Exercise aim
Each entry that follows must be output without any deviation.

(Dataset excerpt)
___
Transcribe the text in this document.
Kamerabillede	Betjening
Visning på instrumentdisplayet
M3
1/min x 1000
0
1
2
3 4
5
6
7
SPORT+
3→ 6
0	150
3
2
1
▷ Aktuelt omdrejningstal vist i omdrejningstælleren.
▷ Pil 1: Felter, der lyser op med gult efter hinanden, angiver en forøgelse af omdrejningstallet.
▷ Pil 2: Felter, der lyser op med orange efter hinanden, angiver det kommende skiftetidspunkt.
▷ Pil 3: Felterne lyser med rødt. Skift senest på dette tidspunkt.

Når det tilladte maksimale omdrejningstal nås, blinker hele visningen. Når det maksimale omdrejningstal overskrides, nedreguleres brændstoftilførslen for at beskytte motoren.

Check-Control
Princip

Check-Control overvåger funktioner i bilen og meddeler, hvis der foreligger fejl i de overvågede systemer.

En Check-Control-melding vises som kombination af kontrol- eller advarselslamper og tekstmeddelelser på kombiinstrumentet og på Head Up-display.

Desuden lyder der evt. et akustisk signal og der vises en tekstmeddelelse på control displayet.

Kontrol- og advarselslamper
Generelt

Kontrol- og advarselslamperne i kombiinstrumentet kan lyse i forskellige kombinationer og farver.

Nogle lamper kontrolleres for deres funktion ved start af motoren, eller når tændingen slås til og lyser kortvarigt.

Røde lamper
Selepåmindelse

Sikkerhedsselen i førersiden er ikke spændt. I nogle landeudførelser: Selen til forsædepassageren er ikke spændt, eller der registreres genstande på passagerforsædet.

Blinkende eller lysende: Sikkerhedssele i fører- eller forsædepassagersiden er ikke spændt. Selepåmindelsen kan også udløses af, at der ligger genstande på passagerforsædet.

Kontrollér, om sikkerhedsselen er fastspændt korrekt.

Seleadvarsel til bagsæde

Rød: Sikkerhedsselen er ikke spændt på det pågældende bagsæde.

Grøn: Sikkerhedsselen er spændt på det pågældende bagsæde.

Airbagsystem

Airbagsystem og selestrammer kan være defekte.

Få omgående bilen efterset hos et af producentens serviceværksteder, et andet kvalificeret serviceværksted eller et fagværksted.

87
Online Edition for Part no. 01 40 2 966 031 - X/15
___
Solved problem
Transcribe the text in this document.
Kamerabillede	Betjening
Visning på instrumentdisplayet
M3
1/min x 1000
0
1
2
3 4
5
6
7
SPORT+
3→ 6
0	150
3
2
1
▷ Aktuelt omdrejningstal vist i omdrejningstælleren.
▷ Pil 1: Felter, der lyser op med gult efter hinanden, angiver en forøgelse af omdrejningstallet.
▷ Pil 2: Felter, der lyser op med orange efter hinanden, angiver det kommende skiftetidspunkt.
▷ Pil 3: Felterne lyser med rødt. Skift senest på dette tidspunkt.

Når det tilladte maksimale omdrejningstal nås, blinker hele visningen. Når det maksimale omdrejningstal overskrides, nedreguleres brændstoftilførslen for at beskytte motoren.

Check-Control
Princip

Check-Control overvåger funktioner i bilen og meddeler, hvis der foreligger fejl i de overvågede systemer.

En Check-Control-melding vises som kombination af kontrol- eller advarselslamper og tekstmeddelelser på kombiinstrumentet og på Head Up-display.

Desuden lyder der evt. et akustisk signal og der vises en tekstmeddelelse på control displayet.

Kontrol- og advarselslamper
Generelt

Kontrol- og advarselslamperne i kombiinstrumentet kan lyse i forskellige kombinationer og farver.

Nogle lamper kontrolleres for deres funktion ved start af motoren, eller når tændingen slås til og lyser kortvarigt.

Røde lamper
Selepåmindelse

Sikkerhedsselen i førersiden er ikke spændt. I nogle landeudførelser: Selen til forsædepassageren er ikke spændt, eller der registreres genstande på passagerforsædet.

Blinkende eller lysende: Sikkerhedssele i fører- eller forsædepassagersiden er ikke spændt. Selepåmindelsen kan også udløses af, at der ligger genstande på passagerforsædet.

Kontrollér, om sikkerhedsselen er fastspændt korrekt.

Seleadvarsel til bagsæde

Rød: Sikkerhedsselen er ikke spændt på det pågældende bagsæde.

Grøn: Sikkerhedsselen er spændt på det pågældende bagsæde.

Airbagsystem

Airbagsystem og selestrammer kan være defekte.

Få omgående bilen efterset hos et af producentens serviceværksteder, et andet kvalificeret serviceværksted eller et fagværksted.

87
Online Edition for Part no. 01 40 2 966 031 - X/15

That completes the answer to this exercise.